What the exercise asks ▸ Go through the entries below and pick out every line with "Wurzelknotenausschlag".

Extracted entries ▸

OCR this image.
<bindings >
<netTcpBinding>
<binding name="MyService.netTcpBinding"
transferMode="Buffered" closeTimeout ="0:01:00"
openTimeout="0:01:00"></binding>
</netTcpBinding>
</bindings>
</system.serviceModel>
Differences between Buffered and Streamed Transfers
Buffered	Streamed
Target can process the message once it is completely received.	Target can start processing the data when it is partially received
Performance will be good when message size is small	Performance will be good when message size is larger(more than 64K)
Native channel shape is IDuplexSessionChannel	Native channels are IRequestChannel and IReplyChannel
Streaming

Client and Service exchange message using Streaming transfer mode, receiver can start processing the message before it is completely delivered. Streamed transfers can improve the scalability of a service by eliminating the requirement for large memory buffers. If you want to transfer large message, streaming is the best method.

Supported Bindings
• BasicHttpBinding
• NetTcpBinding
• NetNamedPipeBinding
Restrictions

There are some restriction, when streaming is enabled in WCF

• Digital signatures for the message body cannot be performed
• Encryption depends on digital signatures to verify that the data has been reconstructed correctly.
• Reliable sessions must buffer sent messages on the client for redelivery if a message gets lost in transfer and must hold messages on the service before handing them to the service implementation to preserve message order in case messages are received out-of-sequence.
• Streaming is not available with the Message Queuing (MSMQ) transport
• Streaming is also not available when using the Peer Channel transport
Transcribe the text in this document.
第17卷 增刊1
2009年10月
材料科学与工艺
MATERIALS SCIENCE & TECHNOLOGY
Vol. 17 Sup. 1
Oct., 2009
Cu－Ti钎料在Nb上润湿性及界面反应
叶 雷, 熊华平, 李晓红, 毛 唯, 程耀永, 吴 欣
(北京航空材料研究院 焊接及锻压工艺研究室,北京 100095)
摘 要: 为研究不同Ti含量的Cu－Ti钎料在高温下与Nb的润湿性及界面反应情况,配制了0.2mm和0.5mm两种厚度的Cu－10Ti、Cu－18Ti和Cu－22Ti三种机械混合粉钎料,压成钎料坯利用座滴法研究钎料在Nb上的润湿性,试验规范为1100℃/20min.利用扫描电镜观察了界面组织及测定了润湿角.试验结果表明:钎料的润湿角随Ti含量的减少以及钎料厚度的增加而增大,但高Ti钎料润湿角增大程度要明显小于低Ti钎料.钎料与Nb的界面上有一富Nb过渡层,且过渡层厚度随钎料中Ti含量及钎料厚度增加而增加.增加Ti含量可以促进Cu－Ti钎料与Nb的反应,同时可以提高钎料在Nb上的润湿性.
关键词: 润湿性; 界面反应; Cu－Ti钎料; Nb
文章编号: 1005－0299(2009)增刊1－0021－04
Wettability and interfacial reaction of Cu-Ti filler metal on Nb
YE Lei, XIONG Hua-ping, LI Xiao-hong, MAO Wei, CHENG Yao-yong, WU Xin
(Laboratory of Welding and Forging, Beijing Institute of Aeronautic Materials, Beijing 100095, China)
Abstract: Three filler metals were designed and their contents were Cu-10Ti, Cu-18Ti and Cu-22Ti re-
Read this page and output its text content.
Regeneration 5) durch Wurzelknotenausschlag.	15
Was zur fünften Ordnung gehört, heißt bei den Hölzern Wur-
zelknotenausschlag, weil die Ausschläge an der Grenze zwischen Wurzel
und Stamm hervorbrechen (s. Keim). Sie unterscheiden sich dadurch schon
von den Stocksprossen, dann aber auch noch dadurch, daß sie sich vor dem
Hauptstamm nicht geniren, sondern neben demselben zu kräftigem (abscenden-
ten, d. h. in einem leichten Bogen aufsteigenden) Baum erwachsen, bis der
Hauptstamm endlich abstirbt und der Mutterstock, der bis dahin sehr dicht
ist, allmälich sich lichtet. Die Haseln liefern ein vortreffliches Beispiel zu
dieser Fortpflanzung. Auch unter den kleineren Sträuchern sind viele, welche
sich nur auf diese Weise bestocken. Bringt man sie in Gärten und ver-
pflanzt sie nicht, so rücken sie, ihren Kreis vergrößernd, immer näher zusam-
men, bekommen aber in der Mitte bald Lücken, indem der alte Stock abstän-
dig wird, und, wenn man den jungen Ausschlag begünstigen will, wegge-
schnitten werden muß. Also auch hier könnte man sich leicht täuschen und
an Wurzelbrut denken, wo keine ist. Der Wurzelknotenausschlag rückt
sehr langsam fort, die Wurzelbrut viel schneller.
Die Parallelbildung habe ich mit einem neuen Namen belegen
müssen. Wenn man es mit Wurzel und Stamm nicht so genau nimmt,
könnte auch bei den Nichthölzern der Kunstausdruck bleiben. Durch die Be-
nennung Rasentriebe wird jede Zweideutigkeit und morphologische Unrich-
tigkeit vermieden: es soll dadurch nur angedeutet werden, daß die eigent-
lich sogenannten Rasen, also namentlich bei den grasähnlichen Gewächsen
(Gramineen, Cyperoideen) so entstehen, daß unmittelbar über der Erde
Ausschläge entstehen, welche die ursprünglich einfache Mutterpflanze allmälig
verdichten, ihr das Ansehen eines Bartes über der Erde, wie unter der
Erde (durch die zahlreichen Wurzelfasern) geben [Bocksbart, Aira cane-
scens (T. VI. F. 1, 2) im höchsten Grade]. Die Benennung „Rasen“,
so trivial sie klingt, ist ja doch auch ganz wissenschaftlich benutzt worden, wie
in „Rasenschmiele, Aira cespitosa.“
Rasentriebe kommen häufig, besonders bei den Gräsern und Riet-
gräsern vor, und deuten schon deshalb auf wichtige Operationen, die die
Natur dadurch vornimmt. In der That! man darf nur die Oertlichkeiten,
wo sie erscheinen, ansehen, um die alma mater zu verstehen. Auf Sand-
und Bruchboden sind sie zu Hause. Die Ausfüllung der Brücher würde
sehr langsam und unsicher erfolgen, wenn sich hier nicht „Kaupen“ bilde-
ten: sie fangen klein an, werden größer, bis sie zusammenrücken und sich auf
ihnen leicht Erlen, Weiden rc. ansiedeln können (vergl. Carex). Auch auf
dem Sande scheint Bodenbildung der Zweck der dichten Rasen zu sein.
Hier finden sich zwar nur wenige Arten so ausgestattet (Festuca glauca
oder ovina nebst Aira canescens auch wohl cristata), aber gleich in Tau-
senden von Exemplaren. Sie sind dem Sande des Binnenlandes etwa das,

Result of the exercise ▸
Regeneration 5) durch Wurzelknotenausschlag.	15
an Wurzelbrut denken, wo keine ist. Der Wurzelknotenausschlag rückt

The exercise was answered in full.